--- CONSIGNES DE L'EXERCICE ---
1/ Répondez aux questions suivantes sur le billet consacré à l'anosognosie :
(a) Quel livre de Damasio est cité, et de quelle année date-t-il ?
(b) D'après le billet, qu'est-ce qui cause le calme de ces patients ?
(c) De quoi l'anosognosique est-il incapable ?
2/ Reprenez, s'il vous plaît, le billet consacré à l'anosognosie juste après sa dernière phrase et poursuivez-en la rédaction.

--- TEXTE PRÉSENTÉ ---
□ □ □ □ □ □ □

Ne pas confondre un patient anosognosique avec un philosophe stoïcien !
Par Philalèthe le dimanche 13 avril 2008, 19:07 - Rapprochements incongrus - Lien permanent
A François, pour m'avoir offert ce livre de Damasio !
Je lis dans L'erreur de Descartes de Damasio (1994):
" Lorsqu'on les informe qu'ils ont subi une grave attaque cérébrale, qu'ils sont menacés de façon imminente par une nouvelle hémorragie cérébrale ou bien qu'ils souffrent d'un cancer généralisé qui a maintenant gagné le cerveau - en bref lorsqu'on leur apprend que leur vie ne sera plus jamais comme avant - ils reçoivent la nouvelle avec sérénité, faisant preuve quelquefois d'humour noir, mais ne montrent jamais angoisse ni tristesse, chagrin ni colère, désespoir ni panique." (p.98 Odile Jacob 2001)
Leur calme n'a pas de raisons, il est juste causé par une lésion déterminée
de l'hémisphère droit.
Différence: le stoïcien sait que ça ne va pas du tout et mobilise tout l'ordre
des raisons pour ne pas en pâtir. L'anosognosique, lui, est incapable de
prendre conscience de ses déficits.

□ □ □ □ □ □ □

--- ENREGISTREMENTS AFFICHÉS ---
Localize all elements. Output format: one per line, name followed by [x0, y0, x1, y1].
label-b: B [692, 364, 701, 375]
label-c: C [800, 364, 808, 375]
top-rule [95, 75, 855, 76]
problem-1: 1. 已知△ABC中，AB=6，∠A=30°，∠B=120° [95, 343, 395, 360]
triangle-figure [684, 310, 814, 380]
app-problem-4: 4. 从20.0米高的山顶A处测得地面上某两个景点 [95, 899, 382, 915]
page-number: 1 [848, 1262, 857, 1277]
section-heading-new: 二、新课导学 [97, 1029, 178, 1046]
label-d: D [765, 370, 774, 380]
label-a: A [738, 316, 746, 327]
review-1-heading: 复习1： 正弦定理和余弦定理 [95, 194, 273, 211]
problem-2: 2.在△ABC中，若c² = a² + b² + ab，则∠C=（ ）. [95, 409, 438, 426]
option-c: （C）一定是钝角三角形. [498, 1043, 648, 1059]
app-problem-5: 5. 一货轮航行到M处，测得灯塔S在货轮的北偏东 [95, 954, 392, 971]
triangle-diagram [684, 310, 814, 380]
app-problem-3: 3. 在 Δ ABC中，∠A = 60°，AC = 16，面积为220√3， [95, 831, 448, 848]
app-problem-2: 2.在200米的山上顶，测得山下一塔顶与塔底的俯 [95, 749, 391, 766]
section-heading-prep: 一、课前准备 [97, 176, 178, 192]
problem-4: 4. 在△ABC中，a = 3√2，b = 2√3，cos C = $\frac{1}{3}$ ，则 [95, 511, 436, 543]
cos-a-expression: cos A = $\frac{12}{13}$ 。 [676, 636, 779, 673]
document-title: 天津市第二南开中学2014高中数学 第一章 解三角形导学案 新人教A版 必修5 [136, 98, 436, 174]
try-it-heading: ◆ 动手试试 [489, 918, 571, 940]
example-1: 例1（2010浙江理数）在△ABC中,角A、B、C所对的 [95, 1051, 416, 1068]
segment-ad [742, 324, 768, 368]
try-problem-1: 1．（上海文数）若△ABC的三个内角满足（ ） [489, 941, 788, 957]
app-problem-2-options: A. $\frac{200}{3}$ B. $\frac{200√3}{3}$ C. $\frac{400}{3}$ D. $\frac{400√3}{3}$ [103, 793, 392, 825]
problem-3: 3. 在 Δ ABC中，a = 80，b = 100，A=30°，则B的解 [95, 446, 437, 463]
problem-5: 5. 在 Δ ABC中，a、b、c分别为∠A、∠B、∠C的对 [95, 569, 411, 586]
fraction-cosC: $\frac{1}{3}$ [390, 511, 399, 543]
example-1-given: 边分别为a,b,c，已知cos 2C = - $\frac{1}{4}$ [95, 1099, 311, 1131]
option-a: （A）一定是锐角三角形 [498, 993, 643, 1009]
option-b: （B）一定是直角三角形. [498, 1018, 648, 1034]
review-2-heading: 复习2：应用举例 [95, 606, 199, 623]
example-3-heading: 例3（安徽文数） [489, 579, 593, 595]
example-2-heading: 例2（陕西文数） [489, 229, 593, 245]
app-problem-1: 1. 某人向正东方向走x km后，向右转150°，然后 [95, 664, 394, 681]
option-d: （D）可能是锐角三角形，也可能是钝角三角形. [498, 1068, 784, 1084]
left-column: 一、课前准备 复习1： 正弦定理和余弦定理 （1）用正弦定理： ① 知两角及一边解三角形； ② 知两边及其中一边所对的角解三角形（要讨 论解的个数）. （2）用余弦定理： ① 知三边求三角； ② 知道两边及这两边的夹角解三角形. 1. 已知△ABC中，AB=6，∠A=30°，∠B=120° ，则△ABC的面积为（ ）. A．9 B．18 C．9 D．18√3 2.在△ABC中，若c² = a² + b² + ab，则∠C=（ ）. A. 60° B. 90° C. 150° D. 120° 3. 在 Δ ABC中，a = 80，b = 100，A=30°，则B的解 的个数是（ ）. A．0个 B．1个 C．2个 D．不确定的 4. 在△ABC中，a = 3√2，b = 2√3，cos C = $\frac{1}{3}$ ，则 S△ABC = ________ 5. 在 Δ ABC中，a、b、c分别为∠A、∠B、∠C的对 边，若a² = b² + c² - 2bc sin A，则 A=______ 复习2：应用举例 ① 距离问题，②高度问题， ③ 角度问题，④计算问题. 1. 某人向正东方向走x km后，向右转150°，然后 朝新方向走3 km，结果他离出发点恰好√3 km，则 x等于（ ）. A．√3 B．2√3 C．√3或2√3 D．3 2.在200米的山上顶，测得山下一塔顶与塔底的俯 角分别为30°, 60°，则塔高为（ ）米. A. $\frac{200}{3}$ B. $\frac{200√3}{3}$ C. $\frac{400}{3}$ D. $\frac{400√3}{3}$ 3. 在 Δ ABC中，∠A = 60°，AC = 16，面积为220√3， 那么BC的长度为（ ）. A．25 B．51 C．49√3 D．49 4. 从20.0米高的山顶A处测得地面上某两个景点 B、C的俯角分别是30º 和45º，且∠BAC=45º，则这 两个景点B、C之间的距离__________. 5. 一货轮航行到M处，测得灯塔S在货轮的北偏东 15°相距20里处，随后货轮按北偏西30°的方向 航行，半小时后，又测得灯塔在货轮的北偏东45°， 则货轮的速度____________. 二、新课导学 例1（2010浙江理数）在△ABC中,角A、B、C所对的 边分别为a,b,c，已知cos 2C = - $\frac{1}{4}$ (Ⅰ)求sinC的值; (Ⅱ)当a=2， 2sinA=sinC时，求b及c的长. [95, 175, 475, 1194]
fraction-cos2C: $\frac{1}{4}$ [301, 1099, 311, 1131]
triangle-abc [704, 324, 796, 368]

□ □ □ □ □ □ □

--- RÉPONSES DANS L'ORDRE ---
1/
(a) L'erreur de Descartes, de 1994.
(b) Une lésion déterminée de l'hémisphère droit.
(c) De prendre conscience de ses déficits.

2/
Un stoïcien anosognosique risquerait bien sûr de largement surestimer le
pouvoir de la philosophie !
Commentaires
Je crois que Damasio insiste sur le fait que la lésion touche une aire somato-sensorielle. En l'absence d'émotion, les malades ne peuvent pas se projeter. Si le corps ne répond pas au stress de la représentation mentale, celle-ci s'amenuise. (C'est avec cette hypothèse que l'on explique pourquoi les gens qui souffrent de paralysie totale (sauf les yeux, syndrôme du lock in) se montrent serein.
Ce rapprochement inattendu pousse à se demander comment le stoicien utilise ses émotions ?
J'imagine que votre "comment ?" ne renvoie pas à l'ordre des raisons mais à celui des causes. Autrement dit, à quoi ressemble un cerveau de stoïcien au moment où son possesseur est apathique philosophiquement ?
Hypothèse: ça ne ressemble pas du tout à un cerveau d'apathique pathologique.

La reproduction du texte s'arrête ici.